▸ **Input rows**
***

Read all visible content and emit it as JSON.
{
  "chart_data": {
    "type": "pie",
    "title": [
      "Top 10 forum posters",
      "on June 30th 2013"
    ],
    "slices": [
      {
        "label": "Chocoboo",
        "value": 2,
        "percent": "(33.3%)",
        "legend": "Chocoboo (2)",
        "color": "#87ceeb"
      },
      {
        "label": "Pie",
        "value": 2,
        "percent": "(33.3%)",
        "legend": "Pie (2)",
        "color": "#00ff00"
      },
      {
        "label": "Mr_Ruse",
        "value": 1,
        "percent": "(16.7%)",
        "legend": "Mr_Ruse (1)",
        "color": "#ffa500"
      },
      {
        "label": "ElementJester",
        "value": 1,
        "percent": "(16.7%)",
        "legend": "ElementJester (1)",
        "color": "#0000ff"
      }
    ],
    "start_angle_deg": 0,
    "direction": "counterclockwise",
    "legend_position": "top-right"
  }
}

***

▸ **Task brief**
Your task is to return the full listing exactly as it was given.

▸ **Solution for this exercise**
Read all visible content and emit it as JSON.
{
  "chart_data": {
    "type": "pie",
    "title": [
      "Top 10 forum posters",
      "on June 30th 2013"
    ],
    "slices": [
      {
        "label": "Chocoboo",
        "value": 2,
        "percent": "(33.3%)",
        "legend": "Chocoboo (2)",
        "color": "#87ceeb"
      },
      {
        "label": "Pie",
        "value": 2,
        "percent": "(33.3%)",
        "legend": "Pie (2)",
        "color": "#00ff00"
      },
      {
        "label": "Mr_Ruse",
        "value": 1,
        "percent": "(16.7%)",
        "legend": "Mr_Ruse (1)",
        "color": "#ffa500"
      },
      {
        "label": "ElementJester",
        "value": 1,
        "percent": "(16.7%)",
        "legend": "ElementJester (1)",
        "color": "#0000ff"
      }
    ],
    "start_angle_deg": 0,
    "direction": "counterclockwise",
    "legend_position": "top-right"
  }
}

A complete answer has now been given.